(Region annotation data)
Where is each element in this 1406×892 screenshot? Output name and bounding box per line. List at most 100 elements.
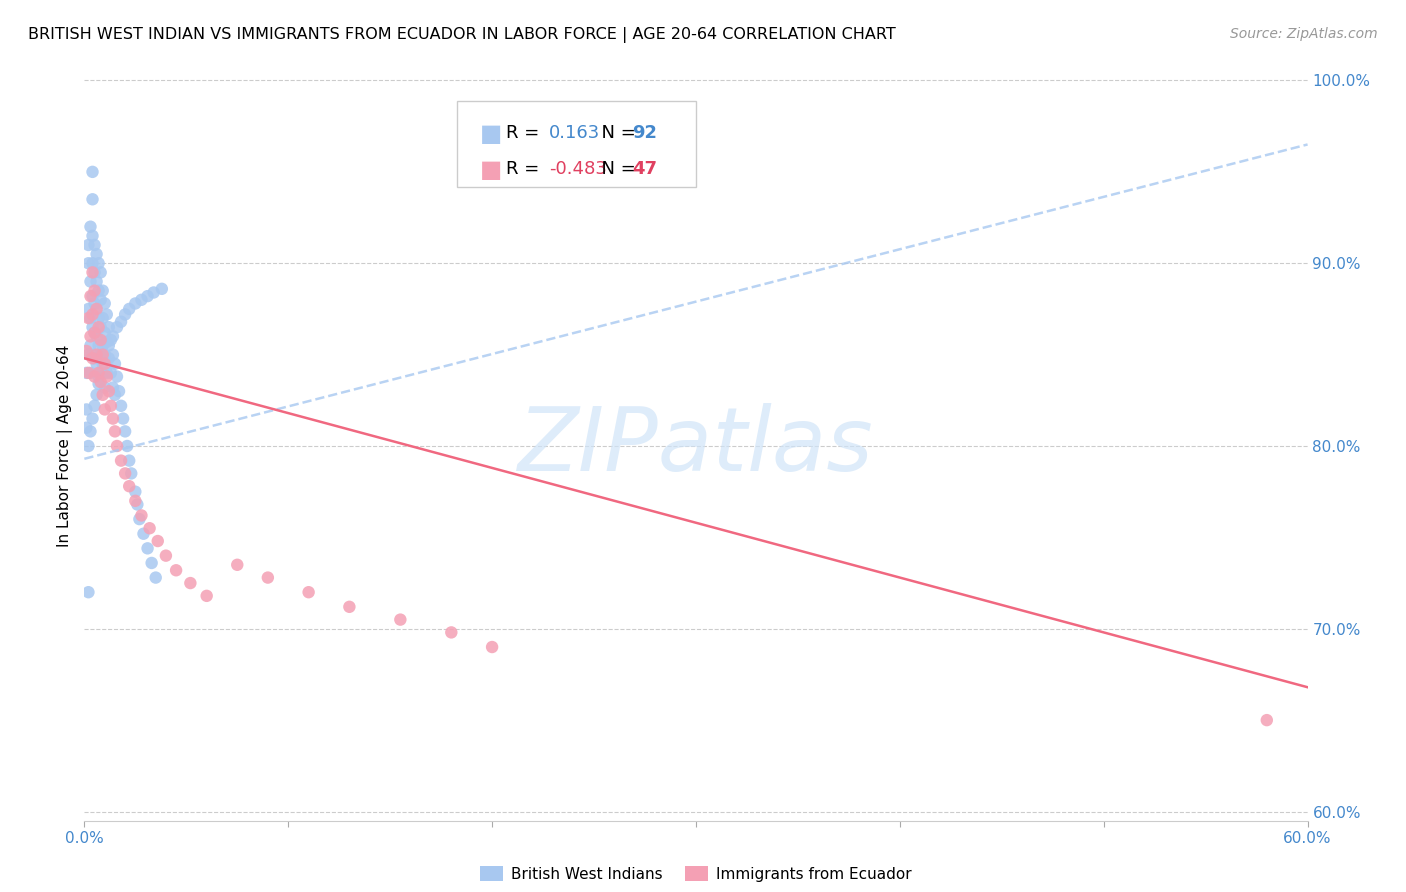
Point: [87, 311, 110, 326]
Point: [83, 326, 105, 340]
Point: [87, 366, 110, 380]
FancyBboxPatch shape: [457, 102, 696, 187]
Text: N =: N =: [589, 160, 641, 178]
Point: [79, 311, 101, 326]
Point: [118, 301, 141, 316]
Point: [87, 320, 110, 334]
Point: [481, 640, 503, 654]
Point: [90, 375, 112, 389]
Point: [96, 334, 118, 349]
Point: [97, 320, 120, 334]
Point: [120, 467, 142, 481]
Legend: British West Indians, Immigrants from Ecuador: British West Indians, Immigrants from Ec…: [474, 860, 918, 888]
Text: R =: R =: [506, 124, 546, 142]
Point: [93, 326, 115, 340]
Text: BRITISH WEST INDIAN VS IMMIGRANTS FROM ECUADOR IN LABOR FORCE | AGE 20-64 CORREL: BRITISH WEST INDIAN VS IMMIGRANTS FROM E…: [28, 27, 896, 43]
Point: [86, 329, 108, 343]
Point: [79, 289, 101, 303]
Point: [93, 351, 115, 366]
Point: [155, 549, 177, 563]
Point: [131, 508, 153, 523]
Point: [75, 402, 97, 417]
Point: [77, 348, 100, 362]
Point: [128, 512, 150, 526]
Text: ■: ■: [479, 158, 502, 182]
Point: [83, 399, 105, 413]
Point: [75, 421, 97, 435]
Point: [83, 284, 105, 298]
Point: [93, 296, 115, 310]
Point: [90, 366, 112, 380]
Point: [91, 284, 114, 298]
Point: [96, 366, 118, 380]
Point: [91, 348, 114, 362]
Point: [226, 558, 249, 572]
Point: [118, 453, 141, 467]
Text: Source: ZipAtlas.com: Source: ZipAtlas.com: [1230, 27, 1378, 41]
Point: [90, 348, 112, 362]
Point: [105, 439, 128, 453]
Point: [87, 256, 110, 270]
Point: [93, 357, 115, 371]
Point: [101, 380, 124, 394]
Point: [91, 388, 114, 402]
Text: 0.163: 0.163: [550, 124, 600, 142]
Point: [77, 366, 100, 380]
Point: [1256, 713, 1278, 727]
Point: [83, 238, 105, 252]
Point: [298, 585, 321, 599]
Point: [82, 348, 104, 362]
Point: [105, 369, 128, 384]
Point: [96, 369, 118, 384]
Point: [93, 380, 115, 394]
Point: [86, 301, 108, 316]
Point: [127, 498, 149, 512]
Point: [142, 285, 165, 300]
Point: [82, 192, 104, 206]
Point: [77, 256, 100, 270]
Point: [124, 484, 146, 499]
Point: [96, 307, 118, 321]
Point: [82, 228, 104, 243]
Point: [82, 289, 104, 303]
Point: [110, 315, 132, 329]
Point: [83, 369, 105, 384]
Y-axis label: In Labor Force | Age 20-64: In Labor Force | Age 20-64: [58, 345, 73, 547]
Point: [86, 247, 108, 261]
Point: [104, 357, 127, 371]
Point: [82, 165, 104, 179]
Point: [79, 366, 101, 380]
Point: [86, 301, 108, 316]
Point: [118, 479, 141, 493]
Point: [146, 534, 169, 549]
Point: [136, 289, 159, 303]
Point: [86, 348, 108, 362]
Point: [145, 571, 167, 585]
Point: [87, 369, 110, 384]
Point: [131, 293, 153, 307]
Point: [114, 307, 136, 321]
Point: [91, 338, 114, 352]
Point: [100, 333, 122, 347]
Point: [138, 521, 160, 535]
Text: ■: ■: [479, 122, 502, 146]
Point: [77, 238, 100, 252]
Point: [141, 556, 163, 570]
Point: [115, 439, 138, 453]
Point: [105, 320, 128, 334]
Point: [104, 388, 127, 402]
Point: [101, 329, 124, 343]
Point: [90, 293, 112, 307]
Point: [110, 453, 132, 467]
Point: [79, 338, 101, 352]
Point: [110, 399, 132, 413]
Point: [150, 282, 173, 296]
Point: [90, 320, 112, 334]
Text: R =: R =: [506, 160, 546, 178]
Point: [101, 411, 124, 425]
Point: [83, 296, 105, 310]
Point: [82, 411, 104, 425]
Text: N =: N =: [589, 124, 641, 142]
Point: [86, 388, 108, 402]
Point: [124, 296, 146, 310]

Task to carry out: Rewrite all of the data above, replacing every "Point" with "Marker" and changing nothing else. Leave the pictures out.

Output of the task:
Where is each element in this 1406×892 screenshot? Output name and bounding box per line. List at most 100 elements.
Marker: [87, 311, 110, 326]
Marker: [83, 326, 105, 340]
Marker: [87, 366, 110, 380]
FancyBboxPatch shape: [457, 102, 696, 187]
Text: N =: N =: [589, 160, 641, 178]
Marker: [79, 311, 101, 326]
Marker: [118, 301, 141, 316]
Marker: [87, 320, 110, 334]
Marker: [481, 640, 503, 654]
Marker: [90, 375, 112, 389]
Marker: [96, 334, 118, 349]
Marker: [97, 320, 120, 334]
Marker: [120, 467, 142, 481]
Legend: British West Indians, Immigrants from Ecuador: British West Indians, Immigrants from Ec…: [474, 860, 918, 888]
Text: R =: R =: [506, 124, 546, 142]
Marker: [93, 326, 115, 340]
Text: BRITISH WEST INDIAN VS IMMIGRANTS FROM ECUADOR IN LABOR FORCE | AGE 20-64 CORREL: BRITISH WEST INDIAN VS IMMIGRANTS FROM E…: [28, 27, 896, 43]
Marker: [86, 329, 108, 343]
Marker: [79, 289, 101, 303]
Marker: [93, 351, 115, 366]
Marker: [155, 549, 177, 563]
Marker: [131, 508, 153, 523]
Marker: [75, 402, 97, 417]
Marker: [77, 348, 100, 362]
Marker: [128, 512, 150, 526]
Text: ■: ■: [479, 158, 502, 182]
Marker: [83, 399, 105, 413]
Marker: [75, 421, 97, 435]
Marker: [83, 284, 105, 298]
Marker: [93, 296, 115, 310]
Marker: [90, 366, 112, 380]
Marker: [91, 284, 114, 298]
Marker: [96, 366, 118, 380]
Marker: [91, 348, 114, 362]
Marker: [226, 558, 249, 572]
Marker: [118, 453, 141, 467]
Text: Source: ZipAtlas.com: Source: ZipAtlas.com: [1230, 27, 1378, 41]
Marker: [90, 348, 112, 362]
Marker: [105, 439, 128, 453]
Marker: [87, 256, 110, 270]
Marker: [93, 357, 115, 371]
Marker: [101, 380, 124, 394]
Marker: [91, 388, 114, 402]
Text: 0.163: 0.163: [550, 124, 600, 142]
Marker: [77, 366, 100, 380]
Marker: [1256, 713, 1278, 727]
Marker: [83, 238, 105, 252]
Marker: [298, 585, 321, 599]
Marker: [82, 348, 104, 362]
Marker: [105, 369, 128, 384]
Marker: [96, 369, 118, 384]
Marker: [93, 380, 115, 394]
Marker: [86, 301, 108, 316]
Marker: [127, 498, 149, 512]
Marker: [142, 285, 165, 300]
Marker: [82, 192, 104, 206]
Marker: [77, 256, 100, 270]
Marker: [124, 484, 146, 499]
Marker: [96, 307, 118, 321]
Marker: [82, 228, 104, 243]
Marker: [82, 289, 104, 303]
Marker: [110, 315, 132, 329]
Marker: [83, 369, 105, 384]
Y-axis label: In Labor Force | Age 20-64: In Labor Force | Age 20-64: [58, 345, 73, 547]
Marker: [86, 247, 108, 261]
Marker: [104, 357, 127, 371]
Marker: [82, 165, 104, 179]
Marker: [79, 366, 101, 380]
Marker: [86, 301, 108, 316]
Marker: [118, 479, 141, 493]
Marker: [146, 534, 169, 549]
Marker: [136, 289, 159, 303]
Marker: [86, 348, 108, 362]
Marker: [145, 571, 167, 585]
Marker: [87, 369, 110, 384]
Marker: [131, 293, 153, 307]
Marker: [114, 307, 136, 321]
Marker: [91, 338, 114, 352]
Marker: [100, 333, 122, 347]
Marker: [138, 521, 160, 535]
Text: ■: ■: [479, 122, 502, 146]
Marker: [77, 238, 100, 252]
Marker: [141, 556, 163, 570]
Marker: [115, 439, 138, 453]
Marker: [105, 320, 128, 334]
Marker: [104, 388, 127, 402]
Marker: [101, 329, 124, 343]
Marker: [90, 293, 112, 307]
Marker: [110, 453, 132, 467]
Marker: [79, 338, 101, 352]
Marker: [110, 399, 132, 413]
Marker: [150, 282, 173, 296]
Marker: [90, 320, 112, 334]
Text: R =: R =: [506, 160, 546, 178]
Marker: [101, 411, 124, 425]
Marker: [83, 296, 105, 310]
Marker: [82, 411, 104, 425]
Text: N =: N =: [589, 124, 641, 142]
Marker: [86, 388, 108, 402]
Marker: [124, 296, 146, 310]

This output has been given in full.